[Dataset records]
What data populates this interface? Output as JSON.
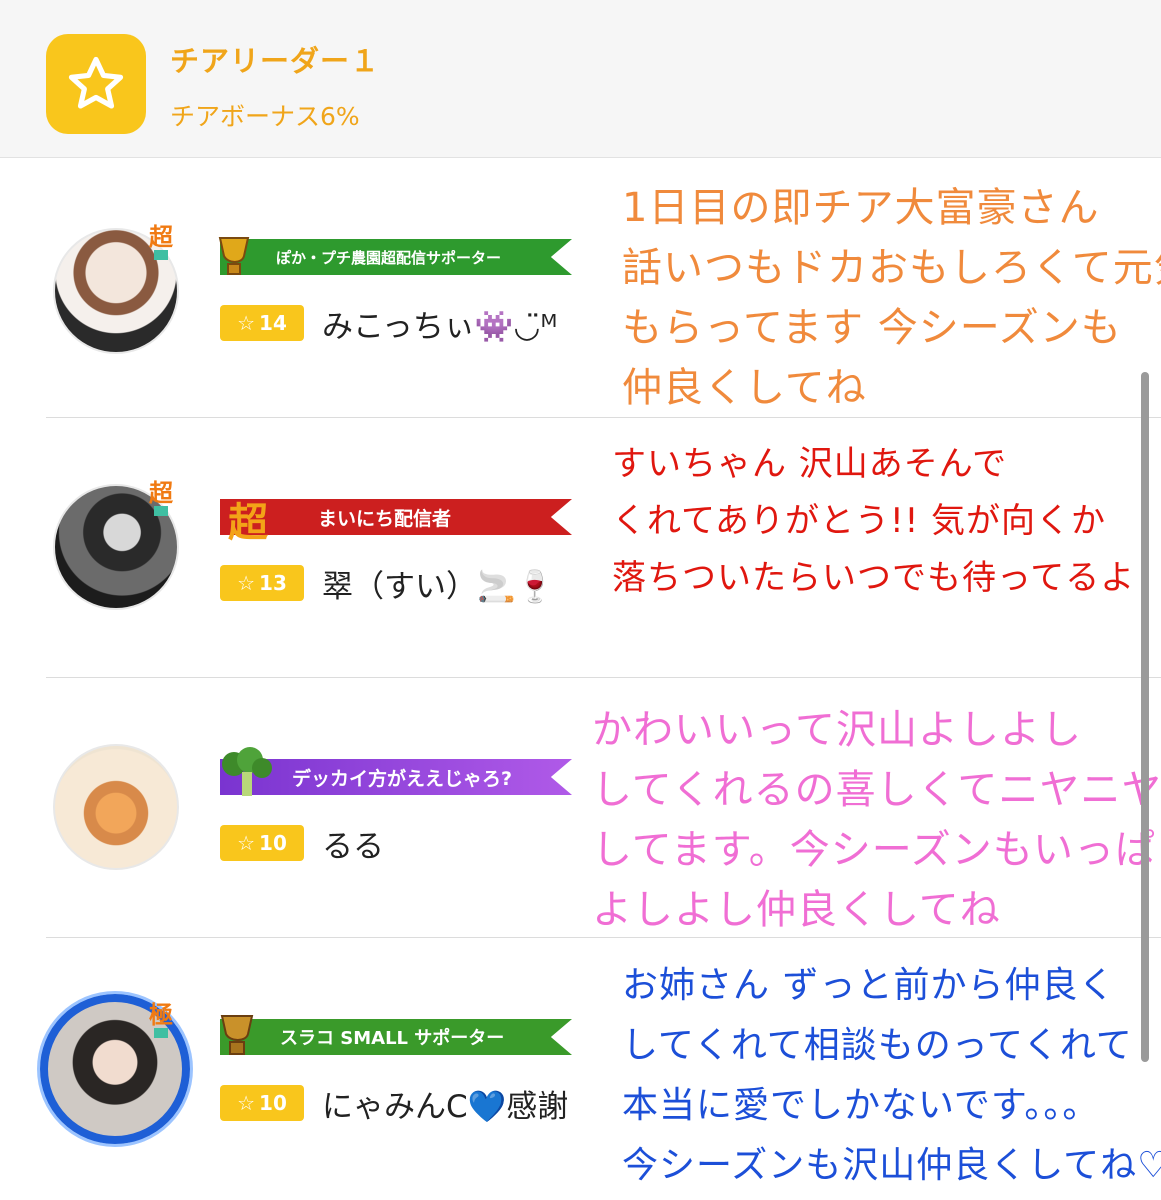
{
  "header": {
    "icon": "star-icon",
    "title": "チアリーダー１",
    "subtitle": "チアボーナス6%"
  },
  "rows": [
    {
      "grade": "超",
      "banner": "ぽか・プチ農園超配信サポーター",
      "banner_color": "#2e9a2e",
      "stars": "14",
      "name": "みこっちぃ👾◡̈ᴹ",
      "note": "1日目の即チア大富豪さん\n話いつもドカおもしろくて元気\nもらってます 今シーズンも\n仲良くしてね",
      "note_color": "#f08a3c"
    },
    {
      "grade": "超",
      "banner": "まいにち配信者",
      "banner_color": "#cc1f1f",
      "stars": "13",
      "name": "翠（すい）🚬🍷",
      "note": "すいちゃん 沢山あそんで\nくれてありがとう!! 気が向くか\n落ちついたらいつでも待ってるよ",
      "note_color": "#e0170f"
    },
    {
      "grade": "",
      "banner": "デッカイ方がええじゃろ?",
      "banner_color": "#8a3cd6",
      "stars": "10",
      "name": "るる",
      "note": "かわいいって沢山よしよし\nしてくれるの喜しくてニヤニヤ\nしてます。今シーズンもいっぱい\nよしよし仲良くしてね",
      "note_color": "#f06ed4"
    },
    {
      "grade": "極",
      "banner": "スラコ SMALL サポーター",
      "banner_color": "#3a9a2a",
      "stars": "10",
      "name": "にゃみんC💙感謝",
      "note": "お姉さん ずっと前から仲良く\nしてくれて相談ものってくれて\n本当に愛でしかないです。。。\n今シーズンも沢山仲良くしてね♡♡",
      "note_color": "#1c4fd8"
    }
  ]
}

### Task to complete
The pictures should not be reproduced; quote all of the other material exactly.

### In response
What data populates this interface? Output as JSON.
{
  "header": {
    "icon": "star-icon",
    "title": "チアリーダー１",
    "subtitle": "チアボーナス6%"
  },
  "rows": [
    {
      "grade": "超",
      "banner": "ぽか・プチ農園超配信サポーター",
      "banner_color": "#2e9a2e",
      "stars": "14",
      "name": "みこっちぃ👾◡̈ᴹ",
      "note": "1日目の即チア大富豪さん\n話いつもドカおもしろくて元気\nもらってます 今シーズンも\n仲良くしてね",
      "note_color": "#f08a3c"
    },
    {
      "grade": "超",
      "banner": "まいにち配信者",
      "banner_color": "#cc1f1f",
      "stars": "13",
      "name": "翠（すい）🚬🍷",
      "note": "すいちゃん 沢山あそんで\nくれてありがとう!! 気が向くか\n落ちついたらいつでも待ってるよ",
      "note_color": "#e0170f"
    },
    {
      "grade": "",
      "banner": "デッカイ方がええじゃろ?",
      "banner_color": "#8a3cd6",
      "stars": "10",
      "name": "るる",
      "note": "かわいいって沢山よしよし\nしてくれるの喜しくてニヤニヤ\nしてます。今シーズンもいっぱい\nよしよし仲良くしてね",
      "note_color": "#f06ed4"
    },
    {
      "grade": "極",
      "banner": "スラコ SMALL サポーター",
      "banner_color": "#3a9a2a",
      "stars": "10",
      "name": "にゃみんC💙感謝",
      "note": "お姉さん ずっと前から仲良く\nしてくれて相談ものってくれて\n本当に愛でしかないです。。。\n今シーズンも沢山仲良くしてね♡♡",
      "note_color": "#1c4fd8"
    }
  ]
}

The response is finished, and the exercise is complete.